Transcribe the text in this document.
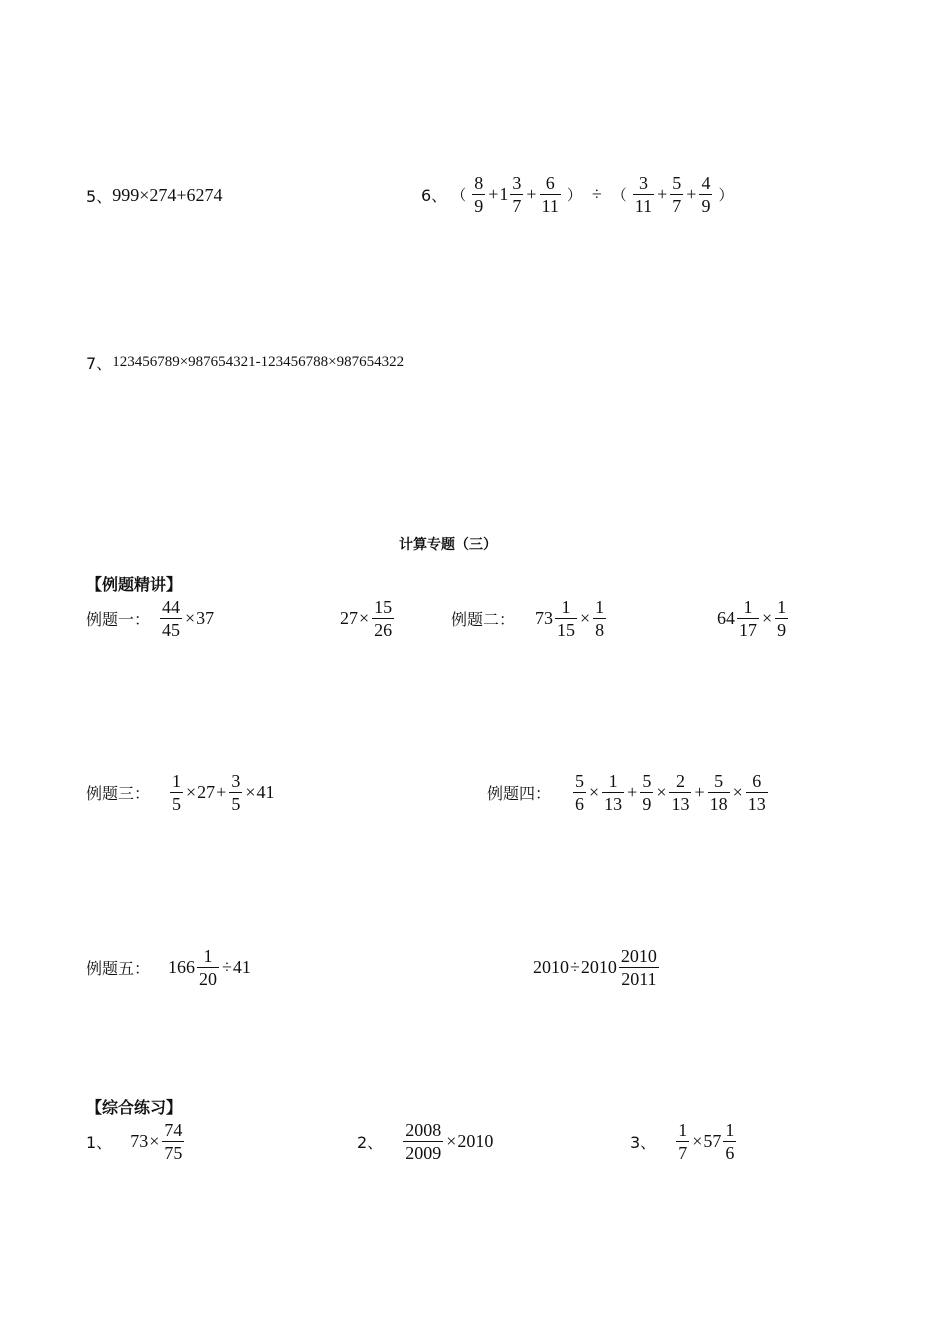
5、 999×274+6274	6、 （ $\frac{8}{9} + 1 \frac{3}{7} + \frac{6}{11}$ ） ÷ （ $\frac{3}{11} + \frac{5}{7} + \frac{4}{9}$ ）
7、 123456789×987654321-123456788×987654322
计算专题（三）
【例题精讲】
例题一： $\frac{44}{45} \times 37$	$27 \times \frac{15}{26}$	例题二： $73 \frac{1}{15} \times \frac{1}{8}$	$64 \frac{1}{17} \times \frac{1}{9}$
例题三： $\frac{1}{5} \times 27 + \frac{3}{5} \times 41$	例题四： $\frac{5}{6} \times \frac{1}{13} + \frac{5}{9} \times \frac{2}{13} + \frac{5}{18} \times \frac{6}{13}$
例题五： $166 \frac{1}{20} \div 41$	$2010 \div 2010 \frac{2010}{2011}$
【综合练习】
1、 $73 \times \frac{74}{75}$	2、 $\frac{2008}{2009} \times 2010$	3、 $\frac{1}{7} \times 57 \frac{1}{6}$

----

- TO BE DONE -
Write the entries above out in full, exactly, with no images.

- TASK RESULT -
Transcribe the text in this document.
5、 999×274+6274	6、 （ $\frac{8}{9} + 1 \frac{3}{7} + \frac{6}{11}$ ） ÷ （ $\frac{3}{11} + \frac{5}{7} + \frac{4}{9}$ ）
7、 123456789×987654321-123456788×987654322
计算专题（三）
【例题精讲】
例题一： $\frac{44}{45} \times 37$	$27 \times \frac{15}{26}$	例题二： $73 \frac{1}{15} \times \frac{1}{8}$	$64 \frac{1}{17} \times \frac{1}{9}$
例题三： $\frac{1}{5} \times 27 + \frac{3}{5} \times 41$	例题四： $\frac{5}{6} \times \frac{1}{13} + \frac{5}{9} \times \frac{2}{13} + \frac{5}{18} \times \frac{6}{13}$
例题五： $166 \frac{1}{20} \div 41$	$2010 \div 2010 \frac{2010}{2011}$
【综合练习】
1、 $73 \times \frac{74}{75}$	2、 $\frac{2008}{2009} \times 2010$	3、 $\frac{1}{7} \times 57 \frac{1}{6}$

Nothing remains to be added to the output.